◆ **Instructions to follow**: Copy the material that follows word for word and omit its pictures.

-- Start Excerpted records --

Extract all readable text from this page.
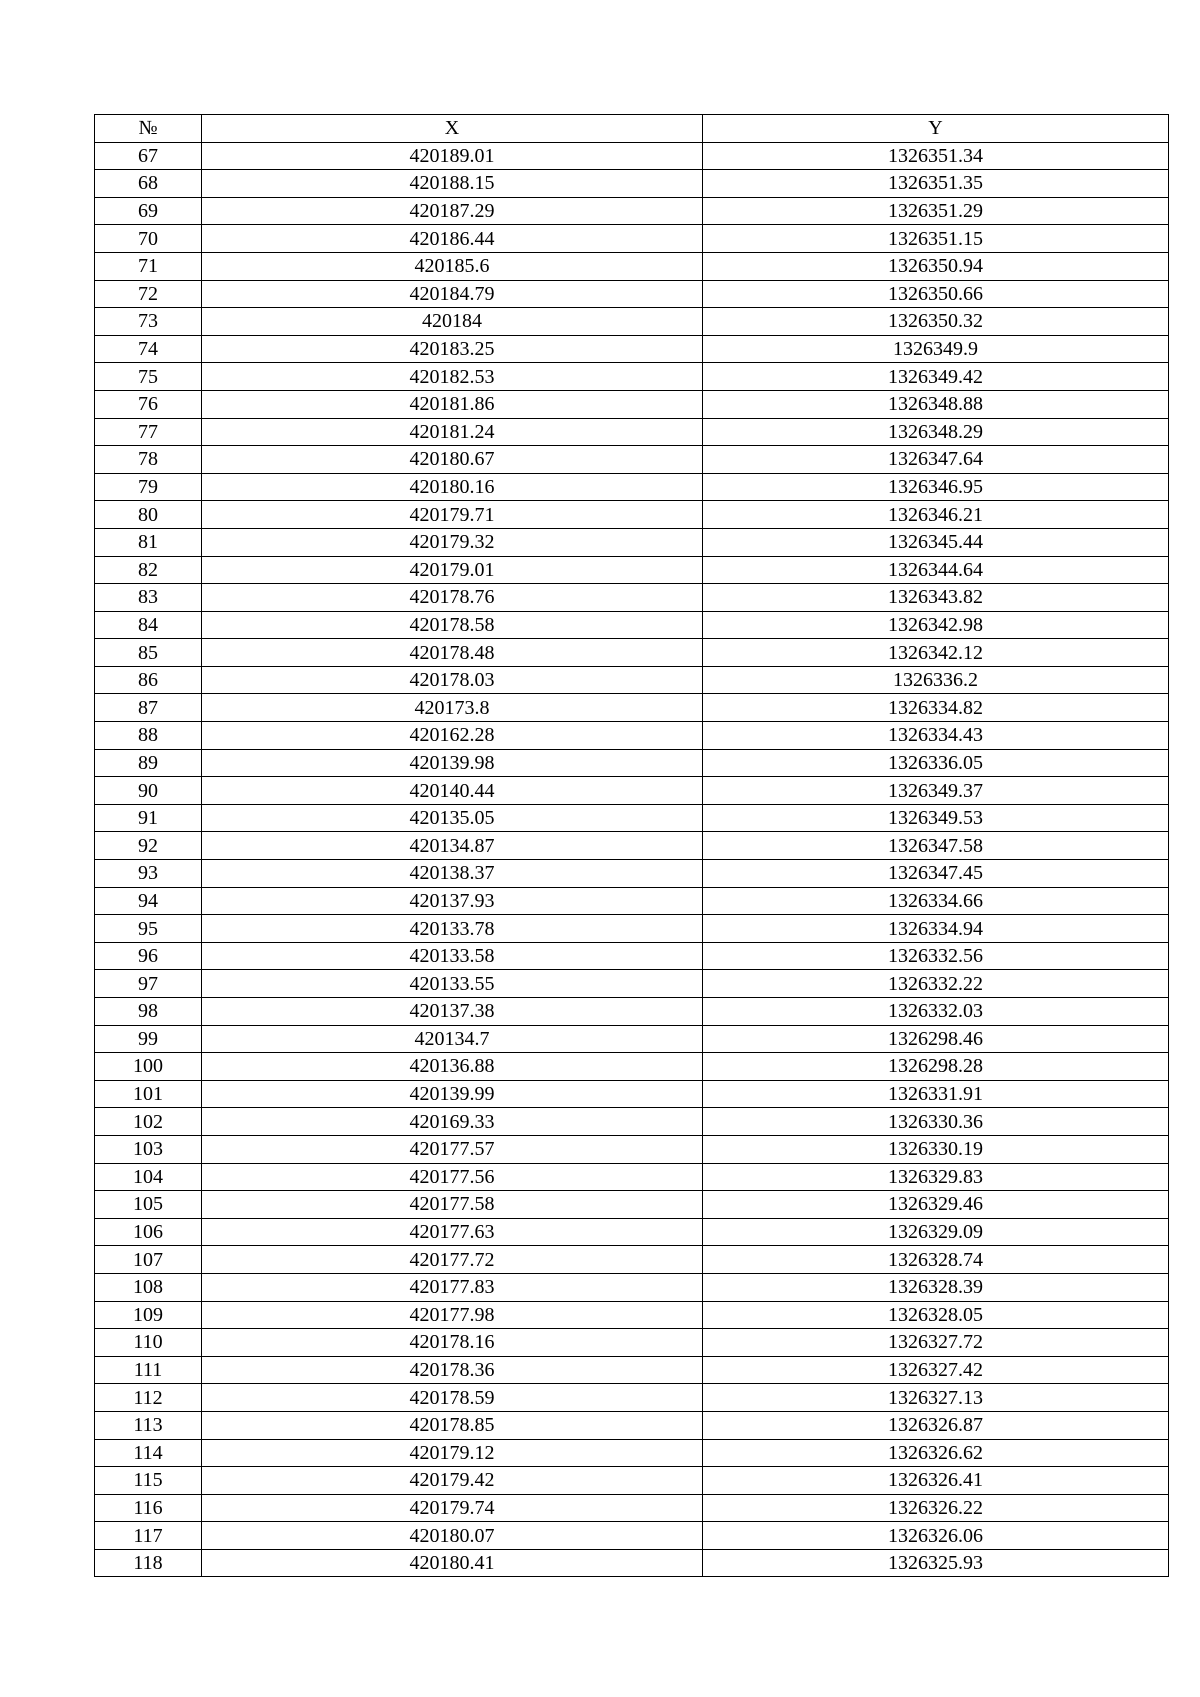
№	X	Y
67	420189.01	1326351.34
68	420188.15	1326351.35
69	420187.29	1326351.29
70	420186.44	1326351.15
71	420185.6	1326350.94
72	420184.79	1326350.66
73	420184	1326350.32
74	420183.25	1326349.9
75	420182.53	1326349.42
76	420181.86	1326348.88
77	420181.24	1326348.29
78	420180.67	1326347.64
79	420180.16	1326346.95
80	420179.71	1326346.21
81	420179.32	1326345.44
82	420179.01	1326344.64
83	420178.76	1326343.82
84	420178.58	1326342.98
85	420178.48	1326342.12
86	420178.03	1326336.2
87	420173.8	1326334.82
88	420162.28	1326334.43
89	420139.98	1326336.05
90	420140.44	1326349.37
91	420135.05	1326349.53
92	420134.87	1326347.58
93	420138.37	1326347.45
94	420137.93	1326334.66
95	420133.78	1326334.94
96	420133.58	1326332.56
97	420133.55	1326332.22
98	420137.38	1326332.03
99	420134.7	1326298.46
100	420136.88	1326298.28
101	420139.99	1326331.91
102	420169.33	1326330.36
103	420177.57	1326330.19
104	420177.56	1326329.83
105	420177.58	1326329.46
106	420177.63	1326329.09
107	420177.72	1326328.74
108	420177.83	1326328.39
109	420177.98	1326328.05
110	420178.16	1326327.72
111	420178.36	1326327.42
112	420178.59	1326327.13
113	420178.85	1326326.87
114	420179.12	1326326.62
115	420179.42	1326326.41
116	420179.74	1326326.22
117	420180.07	1326326.06
118	420180.41	1326325.93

-- End Excerpted records --

◆ **Output for this task**:
Extract all readable text from this page.
№	X	Y
67	420189.01	1326351.34
68	420188.15	1326351.35
69	420187.29	1326351.29
70	420186.44	1326351.15
71	420185.6	1326350.94
72	420184.79	1326350.66
73	420184	1326350.32
74	420183.25	1326349.9
75	420182.53	1326349.42
76	420181.86	1326348.88
77	420181.24	1326348.29
78	420180.67	1326347.64
79	420180.16	1326346.95
80	420179.71	1326346.21
81	420179.32	1326345.44
82	420179.01	1326344.64
83	420178.76	1326343.82
84	420178.58	1326342.98
85	420178.48	1326342.12
86	420178.03	1326336.2
87	420173.8	1326334.82
88	420162.28	1326334.43
89	420139.98	1326336.05
90	420140.44	1326349.37
91	420135.05	1326349.53
92	420134.87	1326347.58
93	420138.37	1326347.45
94	420137.93	1326334.66
95	420133.78	1326334.94
96	420133.58	1326332.56
97	420133.55	1326332.22
98	420137.38	1326332.03
99	420134.7	1326298.46
100	420136.88	1326298.28
101	420139.99	1326331.91
102	420169.33	1326330.36
103	420177.57	1326330.19
104	420177.56	1326329.83
105	420177.58	1326329.46
106	420177.63	1326329.09
107	420177.72	1326328.74
108	420177.83	1326328.39
109	420177.98	1326328.05
110	420178.16	1326327.72
111	420178.36	1326327.42
112	420178.59	1326327.13
113	420178.85	1326326.87
114	420179.12	1326326.62
115	420179.42	1326326.41
116	420179.74	1326326.22
117	420180.07	1326326.06
118	420180.41	1326325.93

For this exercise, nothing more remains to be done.